(Data entries)
══════════════════════════════

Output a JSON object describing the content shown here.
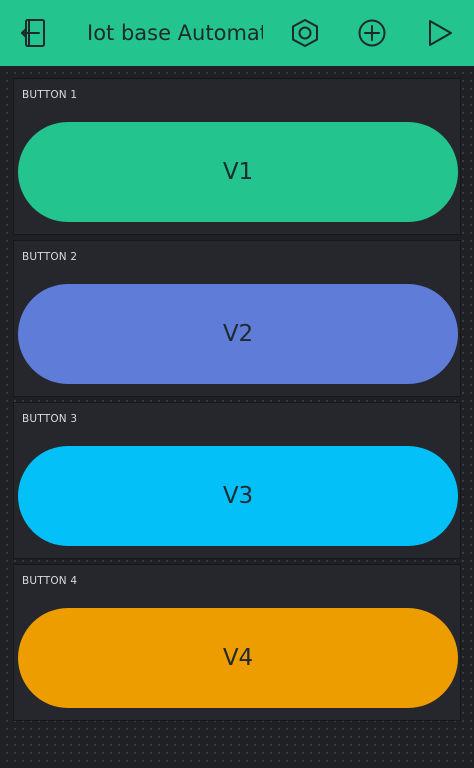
{
  "header": {
    "title": "Iot base Automatic",
    "icons": {
      "back": "exit-project-icon",
      "settings": "hexagon-settings-icon",
      "add": "add-widget-icon",
      "play": "play-icon"
    },
    "color": "#23c48e"
  },
  "widgets": [
    {
      "label": "BUTTON 1",
      "value": "V1",
      "color": "#23c48e"
    },
    {
      "label": "BUTTON 2",
      "value": "V2",
      "color": "#5f7cd8"
    },
    {
      "label": "BUTTON 3",
      "value": "V3",
      "color": "#04c0f8"
    },
    {
      "label": "BUTTON 4",
      "value": "V4",
      "color": "#ed9d00"
    }
  ]
}
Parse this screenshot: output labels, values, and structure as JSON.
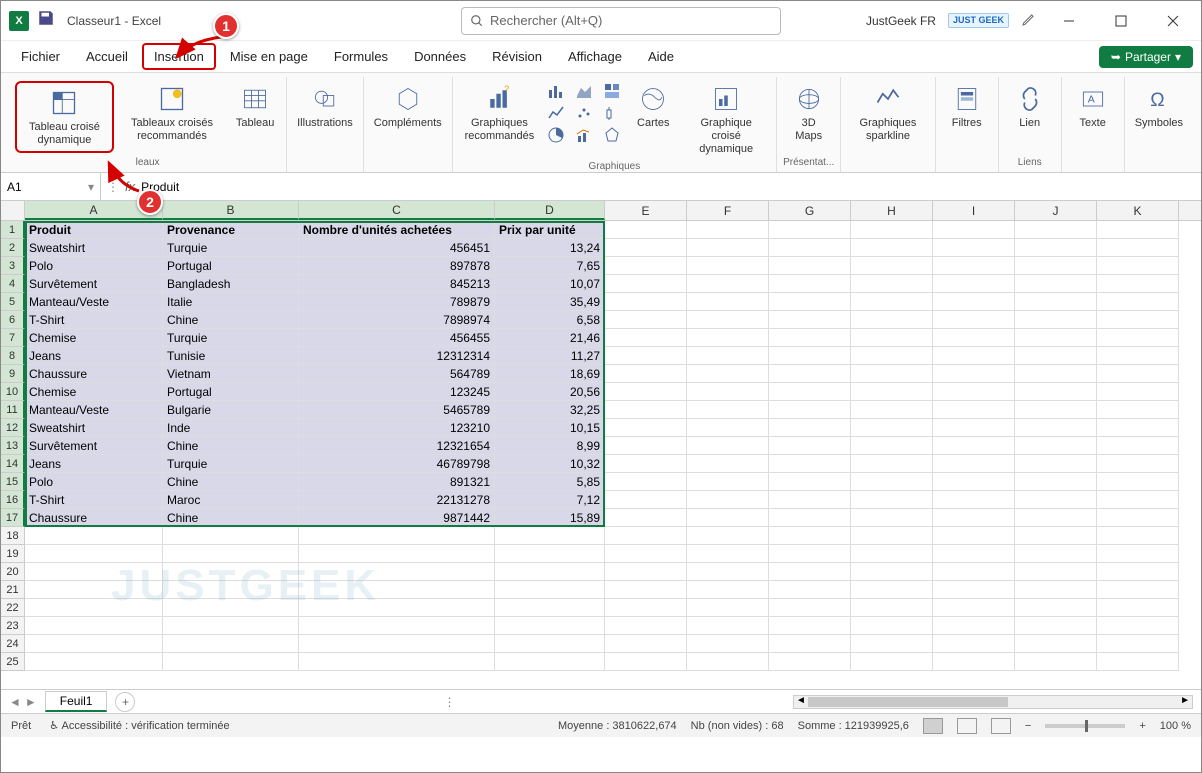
{
  "titlebar": {
    "app_title": "Classeur1 - Excel",
    "search_placeholder": "Rechercher (Alt+Q)",
    "user_name": "JustGeek FR",
    "user_badge": "JUST GEEK"
  },
  "tabs": {
    "items": [
      "Fichier",
      "Accueil",
      "Insertion",
      "Mise en page",
      "Formules",
      "Données",
      "Révision",
      "Affichage",
      "Aide"
    ],
    "active_index": 2,
    "share_label": "Partager"
  },
  "annotations": {
    "a1": "1",
    "a2": "2"
  },
  "ribbon": {
    "pivot": "Tableau croisé dynamique",
    "pivot_rec": "Tableaux croisés recommandés",
    "table": "Tableau",
    "illus": "Illustrations",
    "addins": "Compléments",
    "chart_rec": "Graphiques recommandés",
    "maps": "Cartes",
    "pivotchart": "Graphique croisé dynamique",
    "maps3d": "3D Maps",
    "sparklines": "Graphiques sparkline",
    "filters": "Filtres",
    "link": "Lien",
    "text": "Texte",
    "symbols": "Symboles",
    "grp_tables": "leaux",
    "grp_charts": "Graphiques",
    "grp_present": "Présentat...",
    "grp_links": "Liens"
  },
  "formula_bar": {
    "cell_ref": "A1",
    "formula": "Produit"
  },
  "columns": [
    "A",
    "B",
    "C",
    "D",
    "E",
    "F",
    "G",
    "H",
    "I",
    "J",
    "K"
  ],
  "headers": [
    "Produit",
    "Provenance",
    "Nombre d'unités achetées",
    "Prix par unité"
  ],
  "rows": [
    {
      "n": 1,
      "c": [
        "Produit",
        "Provenance",
        "Nombre d'unités achetées",
        "Prix par unité"
      ],
      "hdr": true
    },
    {
      "n": 2,
      "c": [
        "Sweatshirt",
        "Turquie",
        "456451",
        "13,24"
      ]
    },
    {
      "n": 3,
      "c": [
        "Polo",
        "Portugal",
        "897878",
        "7,65"
      ]
    },
    {
      "n": 4,
      "c": [
        "Survêtement",
        "Bangladesh",
        "845213",
        "10,07"
      ]
    },
    {
      "n": 5,
      "c": [
        "Manteau/Veste",
        "Italie",
        "789879",
        "35,49"
      ]
    },
    {
      "n": 6,
      "c": [
        "T-Shirt",
        "Chine",
        "7898974",
        "6,58"
      ]
    },
    {
      "n": 7,
      "c": [
        "Chemise",
        "Turquie",
        "456455",
        "21,46"
      ]
    },
    {
      "n": 8,
      "c": [
        "Jeans",
        "Tunisie",
        "12312314",
        "11,27"
      ]
    },
    {
      "n": 9,
      "c": [
        "Chaussure",
        "Vietnam",
        "564789",
        "18,69"
      ]
    },
    {
      "n": 10,
      "c": [
        "Chemise",
        "Portugal",
        "123245",
        "20,56"
      ]
    },
    {
      "n": 11,
      "c": [
        "Manteau/Veste",
        "Bulgarie",
        "5465789",
        "32,25"
      ]
    },
    {
      "n": 12,
      "c": [
        "Sweatshirt",
        "Inde",
        "123210",
        "10,15"
      ]
    },
    {
      "n": 13,
      "c": [
        "Survêtement",
        "Chine",
        "12321654",
        "8,99"
      ]
    },
    {
      "n": 14,
      "c": [
        "Jeans",
        "Turquie",
        "46789798",
        "10,32"
      ]
    },
    {
      "n": 15,
      "c": [
        "Polo",
        "Chine",
        "891321",
        "5,85"
      ]
    },
    {
      "n": 16,
      "c": [
        "T-Shirt",
        "Maroc",
        "22131278",
        "7,12"
      ]
    },
    {
      "n": 17,
      "c": [
        "Chaussure",
        "Chine",
        "9871442",
        "15,89"
      ]
    }
  ],
  "empty_rows": [
    18,
    19,
    20,
    21,
    22,
    23,
    24,
    25
  ],
  "sheet": {
    "name": "Feuil1"
  },
  "status": {
    "ready": "Prêt",
    "access": "Accessibilité : vérification terminée",
    "avg": "Moyenne : 3810622,674",
    "count": "Nb (non vides) : 68",
    "sum": "Somme : 121939925,6",
    "zoom": "100 %"
  },
  "watermark": "JUSTGEEK"
}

══════════════════════════════

[TASK DESCRIPTION]: Transcribe every record above exactly as written, leaving out any pictures.

[RESULT BELOW]:
Output a JSON object describing the content shown here.
{
  "header": {
    "title": "Iot base Automatic",
    "icons": {
      "back": "exit-project-icon",
      "settings": "hexagon-settings-icon",
      "add": "add-widget-icon",
      "play": "play-icon"
    },
    "color": "#23c48e"
  },
  "widgets": [
    {
      "label": "BUTTON 1",
      "value": "V1",
      "color": "#23c48e"
    },
    {
      "label": "BUTTON 2",
      "value": "V2",
      "color": "#5f7cd8"
    },
    {
      "label": "BUTTON 3",
      "value": "V3",
      "color": "#04c0f8"
    },
    {
      "label": "BUTTON 4",
      "value": "V4",
      "color": "#ed9d00"
    }
  ]
}
Parse this screenshot: output labels, values, and structure as JSON.
{
  "titlebar": {
    "app_title": "Classeur1 - Excel",
    "search_placeholder": "Rechercher (Alt+Q)",
    "user_name": "JustGeek FR",
    "user_badge": "JUST GEEK"
  },
  "tabs": {
    "items": [
      "Fichier",
      "Accueil",
      "Insertion",
      "Mise en page",
      "Formules",
      "Données",
      "Révision",
      "Affichage",
      "Aide"
    ],
    "active_index": 2,
    "share_label": "Partager"
  },
  "annotations": {
    "a1": "1",
    "a2": "2"
  },
  "ribbon": {
    "pivot": "Tableau croisé dynamique",
    "pivot_rec": "Tableaux croisés recommandés",
    "table": "Tableau",
    "illus": "Illustrations",
    "addins": "Compléments",
    "chart_rec": "Graphiques recommandés",
    "maps": "Cartes",
    "pivotchart": "Graphique croisé dynamique",
    "maps3d": "3D Maps",
    "sparklines": "Graphiques sparkline",
    "filters": "Filtres",
    "link": "Lien",
    "text": "Texte",
    "symbols": "Symboles",
    "grp_tables": "leaux",
    "grp_charts": "Graphiques",
    "grp_present": "Présentat...",
    "grp_links": "Liens"
  },
  "formula_bar": {
    "cell_ref": "A1",
    "formula": "Produit"
  },
  "columns": [
    "A",
    "B",
    "C",
    "D",
    "E",
    "F",
    "G",
    "H",
    "I",
    "J",
    "K"
  ],
  "headers": [
    "Produit",
    "Provenance",
    "Nombre d'unités achetées",
    "Prix par unité"
  ],
  "rows": [
    {
      "n": 1,
      "c": [
        "Produit",
        "Provenance",
        "Nombre d'unités achetées",
        "Prix par unité"
      ],
      "hdr": true
    },
    {
      "n": 2,
      "c": [
        "Sweatshirt",
        "Turquie",
        "456451",
        "13,24"
      ]
    },
    {
      "n": 3,
      "c": [
        "Polo",
        "Portugal",
        "897878",
        "7,65"
      ]
    },
    {
      "n": 4,
      "c": [
        "Survêtement",
        "Bangladesh",
        "845213",
        "10,07"
      ]
    },
    {
      "n": 5,
      "c": [
        "Manteau/Veste",
        "Italie",
        "789879",
        "35,49"
      ]
    },
    {
      "n": 6,
      "c": [
        "T-Shirt",
        "Chine",
        "7898974",
        "6,58"
      ]
    },
    {
      "n": 7,
      "c": [
        "Chemise",
        "Turquie",
        "456455",
        "21,46"
      ]
    },
    {
      "n": 8,
      "c": [
        "Jeans",
        "Tunisie",
        "12312314",
        "11,27"
      ]
    },
    {
      "n": 9,
      "c": [
        "Chaussure",
        "Vietnam",
        "564789",
        "18,69"
      ]
    },
    {
      "n": 10,
      "c": [
        "Chemise",
        "Portugal",
        "123245",
        "20,56"
      ]
    },
    {
      "n": 11,
      "c": [
        "Manteau/Veste",
        "Bulgarie",
        "5465789",
        "32,25"
      ]
    },
    {
      "n": 12,
      "c": [
        "Sweatshirt",
        "Inde",
        "123210",
        "10,15"
      ]
    },
    {
      "n": 13,
      "c": [
        "Survêtement",
        "Chine",
        "12321654",
        "8,99"
      ]
    },
    {
      "n": 14,
      "c": [
        "Jeans",
        "Turquie",
        "46789798",
        "10,32"
      ]
    },
    {
      "n": 15,
      "c": [
        "Polo",
        "Chine",
        "891321",
        "5,85"
      ]
    },
    {
      "n": 16,
      "c": [
        "T-Shirt",
        "Maroc",
        "22131278",
        "7,12"
      ]
    },
    {
      "n": 17,
      "c": [
        "Chaussure",
        "Chine",
        "9871442",
        "15,89"
      ]
    }
  ],
  "empty_rows": [
    18,
    19,
    20,
    21,
    22,
    23,
    24,
    25
  ],
  "sheet": {
    "name": "Feuil1"
  },
  "status": {
    "ready": "Prêt",
    "access": "Accessibilité : vérification terminée",
    "avg": "Moyenne : 3810622,674",
    "count": "Nb (non vides) : 68",
    "sum": "Somme : 121939925,6",
    "zoom": "100 %"
  },
  "watermark": "JUSTGEEK"
}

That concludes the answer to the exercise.